# Exercise materials
—————
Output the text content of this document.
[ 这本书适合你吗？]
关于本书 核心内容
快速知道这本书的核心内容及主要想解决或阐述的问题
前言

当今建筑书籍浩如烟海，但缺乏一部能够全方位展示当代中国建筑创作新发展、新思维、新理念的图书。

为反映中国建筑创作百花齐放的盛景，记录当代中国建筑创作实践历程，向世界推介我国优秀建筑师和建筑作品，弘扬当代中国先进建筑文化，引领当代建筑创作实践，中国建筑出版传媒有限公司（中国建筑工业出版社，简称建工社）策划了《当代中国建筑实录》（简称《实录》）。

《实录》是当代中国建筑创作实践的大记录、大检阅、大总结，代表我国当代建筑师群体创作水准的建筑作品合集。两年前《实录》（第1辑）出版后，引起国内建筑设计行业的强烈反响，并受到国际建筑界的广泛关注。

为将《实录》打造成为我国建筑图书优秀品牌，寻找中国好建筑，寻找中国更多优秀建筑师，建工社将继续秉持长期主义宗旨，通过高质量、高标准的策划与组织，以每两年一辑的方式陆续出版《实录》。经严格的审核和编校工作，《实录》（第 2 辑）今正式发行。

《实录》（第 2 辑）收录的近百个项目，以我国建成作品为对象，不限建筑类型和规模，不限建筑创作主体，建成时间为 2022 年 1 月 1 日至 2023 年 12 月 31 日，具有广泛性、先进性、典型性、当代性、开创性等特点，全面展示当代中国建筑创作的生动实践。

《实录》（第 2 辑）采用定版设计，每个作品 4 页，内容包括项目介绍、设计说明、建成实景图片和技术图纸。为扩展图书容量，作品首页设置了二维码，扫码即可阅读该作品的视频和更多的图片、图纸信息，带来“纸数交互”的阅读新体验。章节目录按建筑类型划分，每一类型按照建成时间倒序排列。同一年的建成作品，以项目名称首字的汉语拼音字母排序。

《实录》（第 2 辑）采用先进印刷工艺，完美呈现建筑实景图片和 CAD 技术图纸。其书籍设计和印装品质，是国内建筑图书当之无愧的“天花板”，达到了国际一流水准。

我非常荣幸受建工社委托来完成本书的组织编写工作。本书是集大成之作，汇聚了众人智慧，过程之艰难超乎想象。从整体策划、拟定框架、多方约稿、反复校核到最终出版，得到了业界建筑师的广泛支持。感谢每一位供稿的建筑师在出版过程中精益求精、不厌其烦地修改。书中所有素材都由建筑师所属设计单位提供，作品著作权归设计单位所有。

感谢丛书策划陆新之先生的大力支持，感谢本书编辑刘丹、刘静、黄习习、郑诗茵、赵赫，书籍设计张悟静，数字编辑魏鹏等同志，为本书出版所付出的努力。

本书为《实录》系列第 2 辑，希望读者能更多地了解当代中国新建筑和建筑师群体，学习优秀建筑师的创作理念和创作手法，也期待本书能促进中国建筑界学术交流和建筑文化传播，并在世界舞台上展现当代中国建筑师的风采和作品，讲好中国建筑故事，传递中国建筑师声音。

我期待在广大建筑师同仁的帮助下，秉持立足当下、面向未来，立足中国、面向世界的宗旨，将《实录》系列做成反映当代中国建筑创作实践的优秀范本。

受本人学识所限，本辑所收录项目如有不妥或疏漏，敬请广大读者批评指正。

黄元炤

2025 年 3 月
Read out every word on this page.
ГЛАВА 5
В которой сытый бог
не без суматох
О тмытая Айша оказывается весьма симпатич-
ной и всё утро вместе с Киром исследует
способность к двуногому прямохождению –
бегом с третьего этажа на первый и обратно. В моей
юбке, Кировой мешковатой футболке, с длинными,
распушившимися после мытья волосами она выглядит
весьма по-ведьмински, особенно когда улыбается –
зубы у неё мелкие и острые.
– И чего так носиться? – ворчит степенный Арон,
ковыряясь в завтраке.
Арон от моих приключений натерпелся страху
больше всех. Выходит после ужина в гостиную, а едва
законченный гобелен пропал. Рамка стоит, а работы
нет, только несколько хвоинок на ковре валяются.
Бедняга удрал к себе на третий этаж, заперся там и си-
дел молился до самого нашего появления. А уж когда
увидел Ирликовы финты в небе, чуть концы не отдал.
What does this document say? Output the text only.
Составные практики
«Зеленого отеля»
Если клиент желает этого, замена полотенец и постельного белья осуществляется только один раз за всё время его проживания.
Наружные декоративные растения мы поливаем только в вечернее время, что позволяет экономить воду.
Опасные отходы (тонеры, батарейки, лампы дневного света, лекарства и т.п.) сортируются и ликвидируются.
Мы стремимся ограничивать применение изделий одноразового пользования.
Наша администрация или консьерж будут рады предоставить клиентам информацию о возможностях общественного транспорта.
—————
# What to work on
Show every line where the string "только" appears.

# Task solution
нет, только несколько хвоинок на ковре валяются.
Если клиент желает этого, замена полотенец и постельного белья осуществляется только один раз за всё время его проживания.
Наружные декоративные растения мы поливаем только в вечернее время, что позволяет экономить воду.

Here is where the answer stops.